[Dataset rows]
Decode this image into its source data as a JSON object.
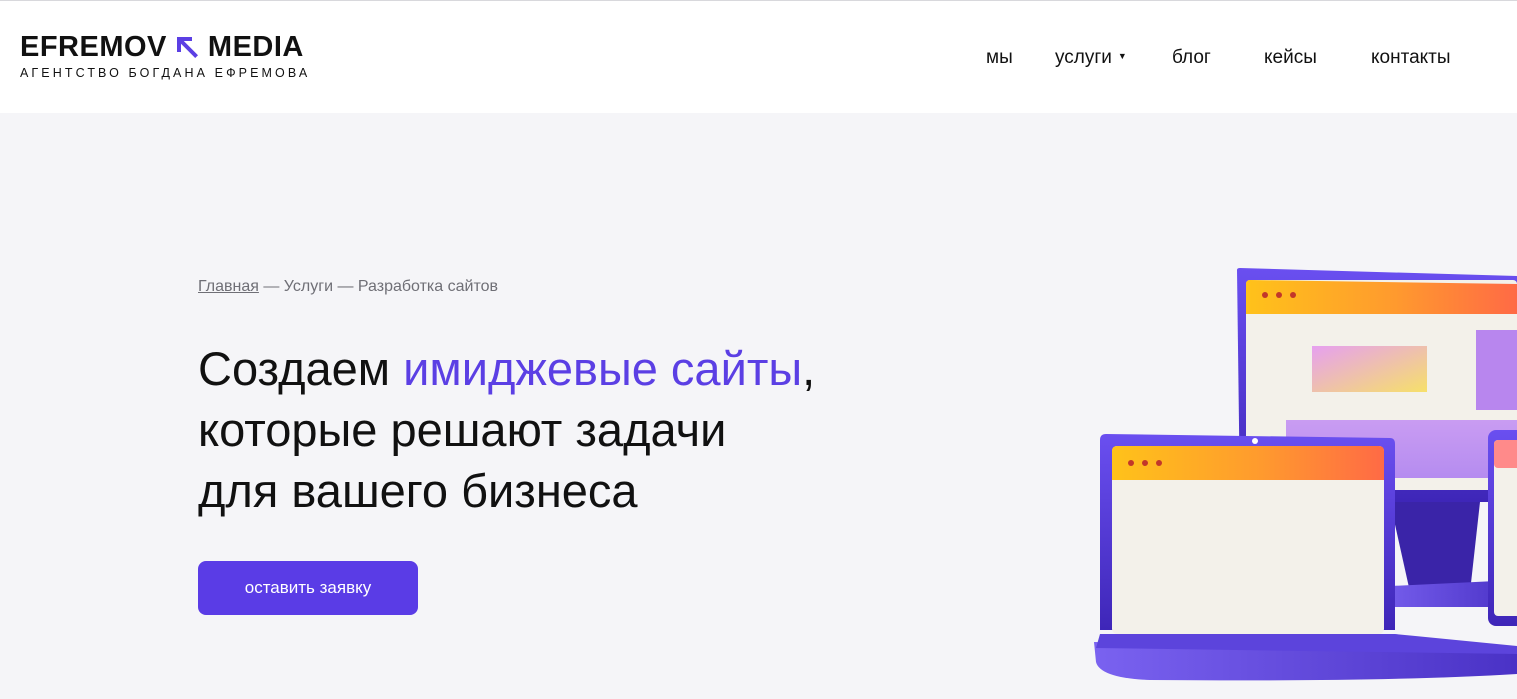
{
  "header": {
    "logo": {
      "main_left": "EFREMOV",
      "main_right": "MEDIA",
      "subtitle": "АГЕНТСТВО БОГДАНА ЕФРЕМОВА"
    },
    "nav": [
      {
        "label": "мы"
      },
      {
        "label": "услуги",
        "has_dropdown": true
      },
      {
        "label": "блог"
      },
      {
        "label": "кейсы"
      },
      {
        "label": "контакты"
      }
    ]
  },
  "hero": {
    "breadcrumb": {
      "home": "Главная",
      "sep1": " — ",
      "services": "Услуги",
      "sep2": " — ",
      "current": "Разработка сайтов"
    },
    "title": {
      "prefix": "Создаем ",
      "accent": "имиджевые сайты",
      "suffix_comma": ",",
      "line2": "которые решают задачи",
      "line3": "для вашего бизнеса"
    },
    "cta_label": "оставить заявку"
  },
  "colors": {
    "accent": "#5b3fe4",
    "button": "#5a3ce6",
    "page_bg": "#f5f5f8"
  },
  "icons": {
    "logo_arrow": "arrow-up-left-icon",
    "dropdown": "caret-down-icon"
  }
}
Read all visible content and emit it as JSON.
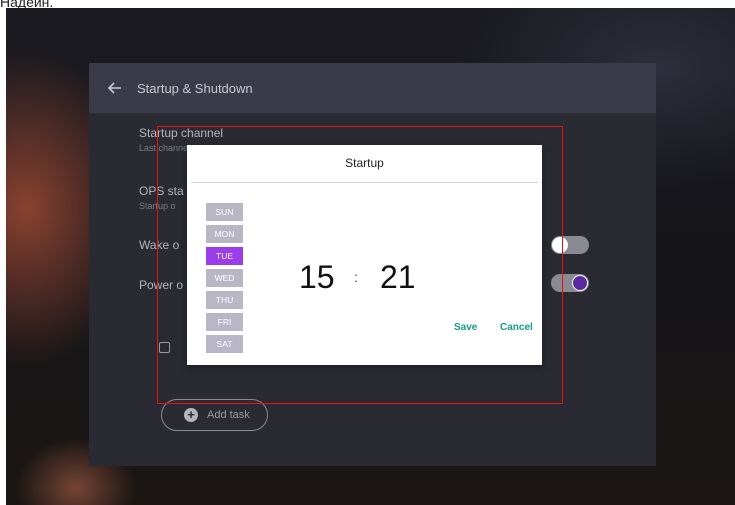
{
  "caption": "Надеин.",
  "header": {
    "title": "Startup & Shutdown"
  },
  "settings": {
    "startup_channel": {
      "label": "Startup channel",
      "sub": "Last channel"
    },
    "ops_startup": {
      "label": "OPS sta",
      "sub": "Startup o"
    },
    "wake_on": {
      "label": "Wake o"
    },
    "power_on": {
      "label": "Power o"
    }
  },
  "add_task_label": "Add task",
  "dialog": {
    "title": "Startup",
    "days": [
      "SUN",
      "MON",
      "TUE",
      "WED",
      "THU",
      "FRI",
      "SAT"
    ],
    "selected_day": "TUE",
    "hour": "15",
    "separator": ":",
    "minute": "21",
    "save_label": "Save",
    "cancel_label": "Cancel"
  },
  "colors": {
    "accent": "#9b3de8",
    "action": "#18998a",
    "highlight": "#e01616"
  }
}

--- EXERCISE TASK ---
Reproduce all of the material above word for word. Omit the pictures.

--- ANSWER FOR THE TASK ---
Decode this image into its source data as a JSON object.
{
  "header": {
    "logo": {
      "main_left": "EFREMOV",
      "main_right": "MEDIA",
      "subtitle": "АГЕНТСТВО БОГДАНА ЕФРЕМОВА"
    },
    "nav": [
      {
        "label": "мы"
      },
      {
        "label": "услуги",
        "has_dropdown": true
      },
      {
        "label": "блог"
      },
      {
        "label": "кейсы"
      },
      {
        "label": "контакты"
      }
    ]
  },
  "hero": {
    "breadcrumb": {
      "home": "Главная",
      "sep1": " — ",
      "services": "Услуги",
      "sep2": " — ",
      "current": "Разработка сайтов"
    },
    "title": {
      "prefix": "Создаем ",
      "accent": "имиджевые сайты",
      "suffix_comma": ",",
      "line2": "которые решают задачи",
      "line3": "для вашего бизнеса"
    },
    "cta_label": "оставить заявку"
  },
  "colors": {
    "accent": "#5b3fe4",
    "button": "#5a3ce6",
    "page_bg": "#f5f5f8"
  },
  "icons": {
    "logo_arrow": "arrow-up-left-icon",
    "dropdown": "caret-down-icon"
  }
}
Read all visible content and emit it as JSON.
{
  "caption": "Надеин.",
  "header": {
    "title": "Startup & Shutdown"
  },
  "settings": {
    "startup_channel": {
      "label": "Startup channel",
      "sub": "Last channel"
    },
    "ops_startup": {
      "label": "OPS sta",
      "sub": "Startup o"
    },
    "wake_on": {
      "label": "Wake o"
    },
    "power_on": {
      "label": "Power o"
    }
  },
  "add_task_label": "Add task",
  "dialog": {
    "title": "Startup",
    "days": [
      "SUN",
      "MON",
      "TUE",
      "WED",
      "THU",
      "FRI",
      "SAT"
    ],
    "selected_day": "TUE",
    "hour": "15",
    "separator": ":",
    "minute": "21",
    "save_label": "Save",
    "cancel_label": "Cancel"
  },
  "colors": {
    "accent": "#9b3de8",
    "action": "#18998a",
    "highlight": "#e01616"
  }
}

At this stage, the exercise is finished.